> **Task to carry out**
State the number of lines that contain the word "label", and add nothing else.

Figure dataset records
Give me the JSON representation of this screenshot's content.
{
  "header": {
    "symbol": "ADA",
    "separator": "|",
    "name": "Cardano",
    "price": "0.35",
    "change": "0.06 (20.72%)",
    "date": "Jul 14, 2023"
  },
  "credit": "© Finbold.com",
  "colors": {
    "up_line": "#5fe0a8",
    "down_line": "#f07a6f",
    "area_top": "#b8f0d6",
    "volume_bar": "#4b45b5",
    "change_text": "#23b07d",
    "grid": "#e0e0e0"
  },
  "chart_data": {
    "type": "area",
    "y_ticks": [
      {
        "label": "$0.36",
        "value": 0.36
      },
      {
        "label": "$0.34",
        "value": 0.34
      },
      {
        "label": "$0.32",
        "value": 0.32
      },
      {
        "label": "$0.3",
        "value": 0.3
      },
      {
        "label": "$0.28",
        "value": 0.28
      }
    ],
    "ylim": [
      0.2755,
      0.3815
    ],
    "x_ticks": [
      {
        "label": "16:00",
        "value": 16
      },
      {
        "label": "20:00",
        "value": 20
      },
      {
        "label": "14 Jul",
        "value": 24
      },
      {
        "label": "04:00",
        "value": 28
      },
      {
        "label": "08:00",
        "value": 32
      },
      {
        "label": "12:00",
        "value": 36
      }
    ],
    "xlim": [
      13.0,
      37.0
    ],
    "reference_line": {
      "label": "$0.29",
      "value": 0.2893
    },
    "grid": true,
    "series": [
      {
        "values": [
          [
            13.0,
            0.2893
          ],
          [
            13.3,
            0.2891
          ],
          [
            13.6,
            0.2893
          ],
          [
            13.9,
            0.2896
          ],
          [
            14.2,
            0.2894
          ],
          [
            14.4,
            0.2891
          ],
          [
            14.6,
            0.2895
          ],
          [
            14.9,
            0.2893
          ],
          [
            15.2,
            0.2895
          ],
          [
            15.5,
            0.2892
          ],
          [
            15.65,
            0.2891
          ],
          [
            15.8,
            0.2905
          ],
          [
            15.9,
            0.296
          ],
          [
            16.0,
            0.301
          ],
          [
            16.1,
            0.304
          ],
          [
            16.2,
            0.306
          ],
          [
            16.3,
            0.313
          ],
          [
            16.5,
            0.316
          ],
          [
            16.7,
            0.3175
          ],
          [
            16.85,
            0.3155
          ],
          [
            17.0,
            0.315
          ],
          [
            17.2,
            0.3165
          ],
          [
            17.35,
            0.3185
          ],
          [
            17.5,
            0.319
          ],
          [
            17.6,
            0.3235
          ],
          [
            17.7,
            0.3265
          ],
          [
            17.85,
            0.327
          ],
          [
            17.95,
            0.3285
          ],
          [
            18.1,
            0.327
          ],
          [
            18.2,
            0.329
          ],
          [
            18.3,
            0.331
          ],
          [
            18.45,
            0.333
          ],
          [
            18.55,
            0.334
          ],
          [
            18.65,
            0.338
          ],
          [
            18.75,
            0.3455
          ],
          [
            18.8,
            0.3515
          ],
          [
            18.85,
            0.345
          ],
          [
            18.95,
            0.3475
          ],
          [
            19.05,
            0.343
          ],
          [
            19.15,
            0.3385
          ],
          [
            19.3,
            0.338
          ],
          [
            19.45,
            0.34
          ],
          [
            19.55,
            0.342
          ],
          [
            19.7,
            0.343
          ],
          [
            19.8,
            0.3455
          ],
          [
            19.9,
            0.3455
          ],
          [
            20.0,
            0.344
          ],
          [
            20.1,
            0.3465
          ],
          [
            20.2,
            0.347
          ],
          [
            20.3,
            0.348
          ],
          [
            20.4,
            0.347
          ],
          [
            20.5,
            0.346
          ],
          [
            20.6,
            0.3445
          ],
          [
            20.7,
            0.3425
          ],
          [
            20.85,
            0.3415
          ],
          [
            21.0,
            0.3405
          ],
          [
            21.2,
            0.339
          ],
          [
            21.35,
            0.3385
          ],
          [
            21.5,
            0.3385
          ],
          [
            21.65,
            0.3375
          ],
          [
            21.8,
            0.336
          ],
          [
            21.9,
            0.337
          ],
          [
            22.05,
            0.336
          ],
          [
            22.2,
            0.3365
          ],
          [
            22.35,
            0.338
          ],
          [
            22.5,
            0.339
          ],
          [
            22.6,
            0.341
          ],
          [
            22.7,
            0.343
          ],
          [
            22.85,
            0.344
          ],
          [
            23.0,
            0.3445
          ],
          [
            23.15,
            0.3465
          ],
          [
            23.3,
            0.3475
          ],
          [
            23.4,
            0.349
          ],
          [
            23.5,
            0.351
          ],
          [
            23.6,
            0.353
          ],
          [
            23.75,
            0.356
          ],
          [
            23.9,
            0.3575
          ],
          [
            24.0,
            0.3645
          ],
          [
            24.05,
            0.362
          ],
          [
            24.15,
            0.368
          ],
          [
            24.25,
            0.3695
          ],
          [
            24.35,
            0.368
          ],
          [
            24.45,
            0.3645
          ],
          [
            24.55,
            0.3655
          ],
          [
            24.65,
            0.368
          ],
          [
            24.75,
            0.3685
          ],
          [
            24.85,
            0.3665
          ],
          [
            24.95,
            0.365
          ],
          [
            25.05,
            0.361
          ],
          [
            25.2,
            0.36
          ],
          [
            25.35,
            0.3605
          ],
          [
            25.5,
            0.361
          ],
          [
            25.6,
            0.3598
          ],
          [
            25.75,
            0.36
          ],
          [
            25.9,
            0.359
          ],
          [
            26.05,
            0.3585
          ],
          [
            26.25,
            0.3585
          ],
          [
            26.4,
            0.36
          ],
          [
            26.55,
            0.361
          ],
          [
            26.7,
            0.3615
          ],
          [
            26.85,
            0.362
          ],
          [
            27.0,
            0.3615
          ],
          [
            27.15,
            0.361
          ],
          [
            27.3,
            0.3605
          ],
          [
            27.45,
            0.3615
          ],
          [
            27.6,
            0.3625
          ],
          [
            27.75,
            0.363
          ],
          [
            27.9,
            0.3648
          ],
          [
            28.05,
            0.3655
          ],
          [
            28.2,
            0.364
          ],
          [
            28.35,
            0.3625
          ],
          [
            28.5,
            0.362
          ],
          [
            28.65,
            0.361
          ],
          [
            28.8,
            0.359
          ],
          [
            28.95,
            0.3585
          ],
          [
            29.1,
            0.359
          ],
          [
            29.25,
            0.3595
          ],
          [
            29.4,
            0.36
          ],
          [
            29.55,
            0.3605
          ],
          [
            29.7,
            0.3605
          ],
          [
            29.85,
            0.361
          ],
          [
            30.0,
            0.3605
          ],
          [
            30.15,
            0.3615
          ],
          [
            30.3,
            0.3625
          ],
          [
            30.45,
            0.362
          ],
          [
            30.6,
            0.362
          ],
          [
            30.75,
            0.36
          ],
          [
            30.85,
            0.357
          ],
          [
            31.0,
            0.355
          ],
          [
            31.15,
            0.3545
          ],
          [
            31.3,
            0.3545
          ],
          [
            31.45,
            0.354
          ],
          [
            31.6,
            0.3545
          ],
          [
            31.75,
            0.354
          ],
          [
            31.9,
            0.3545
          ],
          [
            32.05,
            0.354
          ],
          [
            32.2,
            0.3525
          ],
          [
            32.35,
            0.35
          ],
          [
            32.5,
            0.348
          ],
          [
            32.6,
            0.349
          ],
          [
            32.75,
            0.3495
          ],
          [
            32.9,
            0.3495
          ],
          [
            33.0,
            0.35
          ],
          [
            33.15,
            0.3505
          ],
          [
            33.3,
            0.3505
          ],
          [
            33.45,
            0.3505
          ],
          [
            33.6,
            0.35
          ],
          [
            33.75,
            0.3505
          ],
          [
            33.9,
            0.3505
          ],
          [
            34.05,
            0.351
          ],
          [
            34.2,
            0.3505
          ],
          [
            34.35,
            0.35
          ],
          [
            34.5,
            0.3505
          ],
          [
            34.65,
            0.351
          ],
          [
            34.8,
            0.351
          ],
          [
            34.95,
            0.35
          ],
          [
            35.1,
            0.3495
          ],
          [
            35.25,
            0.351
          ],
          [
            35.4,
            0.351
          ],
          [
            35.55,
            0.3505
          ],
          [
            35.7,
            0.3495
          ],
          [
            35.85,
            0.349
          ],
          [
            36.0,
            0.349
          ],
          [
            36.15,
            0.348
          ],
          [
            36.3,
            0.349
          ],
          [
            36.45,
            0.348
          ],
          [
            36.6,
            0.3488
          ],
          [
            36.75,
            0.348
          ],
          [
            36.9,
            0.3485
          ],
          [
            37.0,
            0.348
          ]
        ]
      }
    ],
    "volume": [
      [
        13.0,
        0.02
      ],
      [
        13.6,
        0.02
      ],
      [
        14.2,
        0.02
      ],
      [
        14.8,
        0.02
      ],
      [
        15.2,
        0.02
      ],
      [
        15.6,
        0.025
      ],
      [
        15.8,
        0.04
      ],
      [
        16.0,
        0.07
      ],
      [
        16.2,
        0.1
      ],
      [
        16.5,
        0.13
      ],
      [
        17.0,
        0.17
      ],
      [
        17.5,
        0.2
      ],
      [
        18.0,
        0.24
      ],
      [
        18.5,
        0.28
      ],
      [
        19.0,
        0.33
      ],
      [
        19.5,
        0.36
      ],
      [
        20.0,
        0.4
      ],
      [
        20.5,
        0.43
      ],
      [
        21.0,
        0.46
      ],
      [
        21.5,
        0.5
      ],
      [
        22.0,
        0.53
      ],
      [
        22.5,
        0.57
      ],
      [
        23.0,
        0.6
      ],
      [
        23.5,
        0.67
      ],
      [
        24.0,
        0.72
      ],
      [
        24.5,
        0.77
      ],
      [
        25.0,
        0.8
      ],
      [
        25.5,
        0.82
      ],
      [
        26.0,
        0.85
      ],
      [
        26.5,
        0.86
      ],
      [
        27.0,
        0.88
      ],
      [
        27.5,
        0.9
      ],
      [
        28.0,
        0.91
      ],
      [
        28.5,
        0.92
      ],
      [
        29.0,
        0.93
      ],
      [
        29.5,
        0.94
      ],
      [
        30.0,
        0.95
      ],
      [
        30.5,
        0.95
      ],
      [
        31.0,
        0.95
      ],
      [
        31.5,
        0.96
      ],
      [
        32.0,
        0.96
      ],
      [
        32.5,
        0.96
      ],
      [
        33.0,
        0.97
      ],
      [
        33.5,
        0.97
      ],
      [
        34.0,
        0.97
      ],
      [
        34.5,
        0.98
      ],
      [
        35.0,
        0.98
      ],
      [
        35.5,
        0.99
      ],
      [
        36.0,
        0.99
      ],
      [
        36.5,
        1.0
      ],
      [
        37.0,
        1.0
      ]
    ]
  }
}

> **Result below**
12